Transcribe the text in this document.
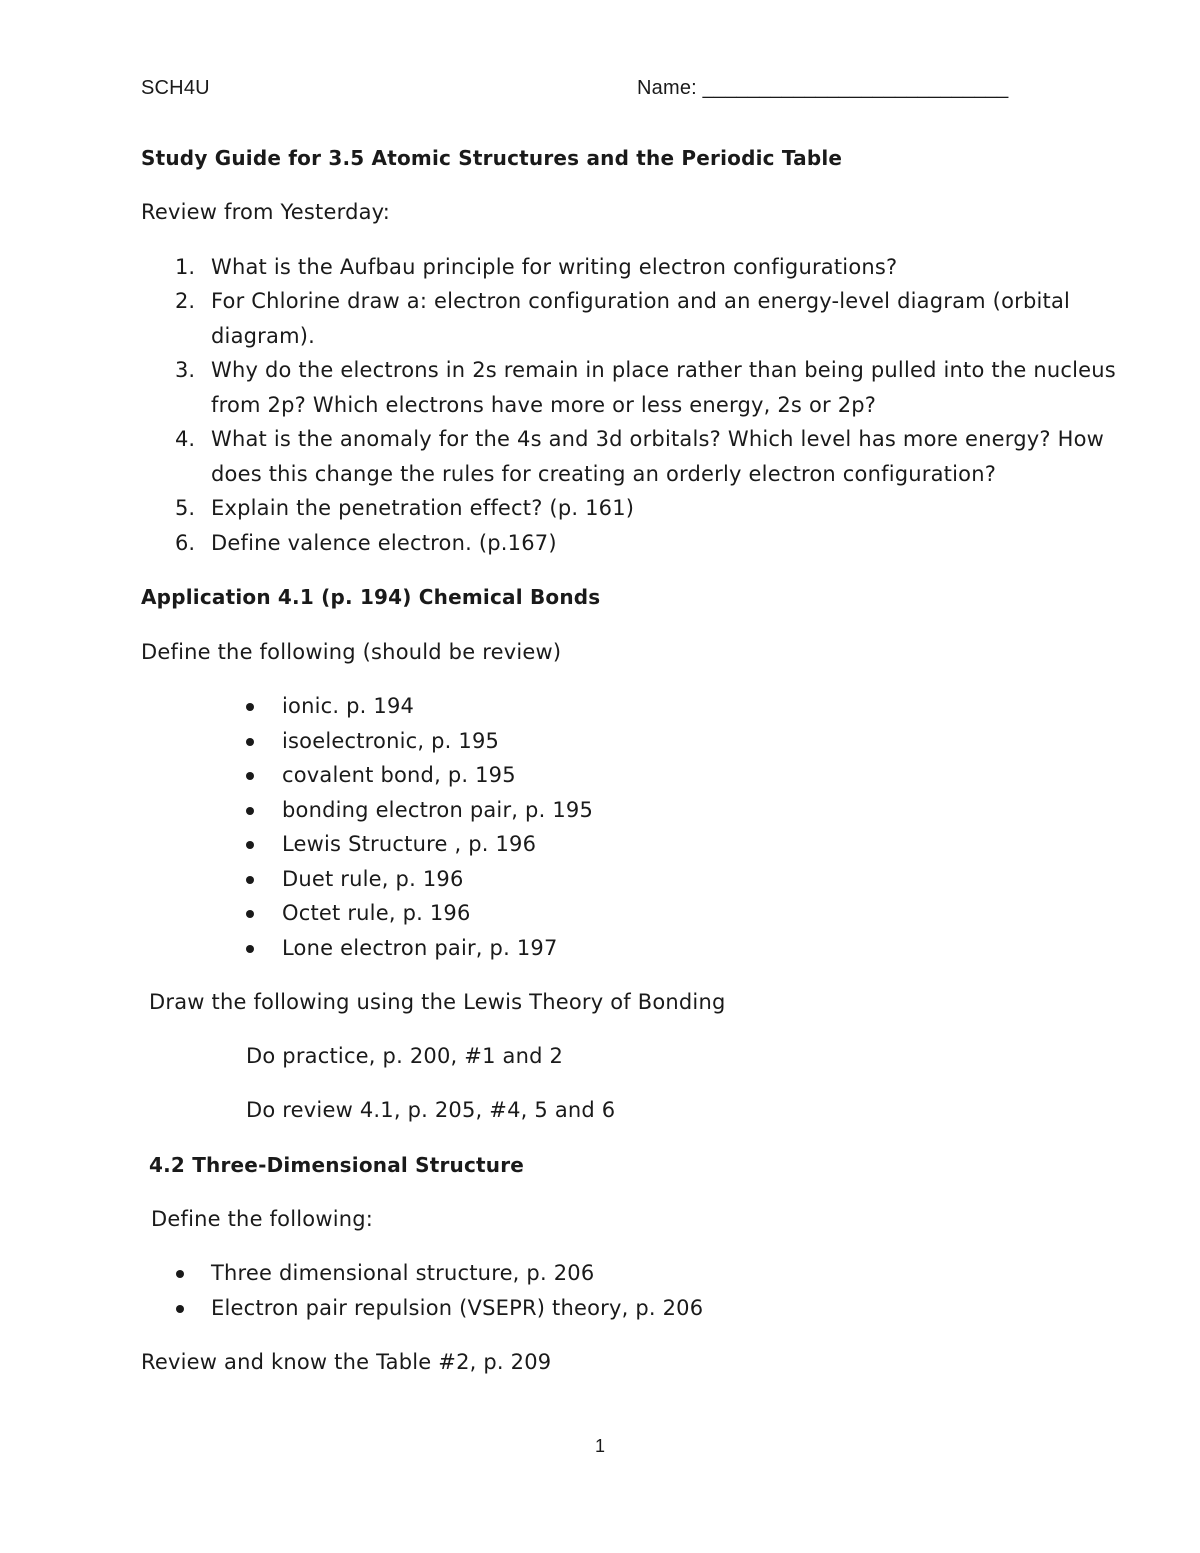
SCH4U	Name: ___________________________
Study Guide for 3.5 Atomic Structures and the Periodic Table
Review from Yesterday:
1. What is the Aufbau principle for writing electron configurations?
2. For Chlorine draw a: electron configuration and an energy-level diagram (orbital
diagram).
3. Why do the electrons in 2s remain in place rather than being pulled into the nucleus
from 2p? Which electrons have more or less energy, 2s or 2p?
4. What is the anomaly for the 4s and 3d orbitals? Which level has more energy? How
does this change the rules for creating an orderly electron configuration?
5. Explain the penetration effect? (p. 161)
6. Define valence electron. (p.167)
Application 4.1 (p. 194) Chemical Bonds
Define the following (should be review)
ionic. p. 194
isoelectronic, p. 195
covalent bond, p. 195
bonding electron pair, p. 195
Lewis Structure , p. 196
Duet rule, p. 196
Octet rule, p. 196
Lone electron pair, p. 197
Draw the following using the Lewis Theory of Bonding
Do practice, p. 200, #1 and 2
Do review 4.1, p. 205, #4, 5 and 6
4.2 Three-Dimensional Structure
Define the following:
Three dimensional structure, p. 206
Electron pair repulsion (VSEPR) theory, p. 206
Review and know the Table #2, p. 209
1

===

Pick out every line of the listing containing the word "diagram", and show those lines.

2. For Chlorine draw a: electron configuration and an energy-level diagram (orbital
diagram).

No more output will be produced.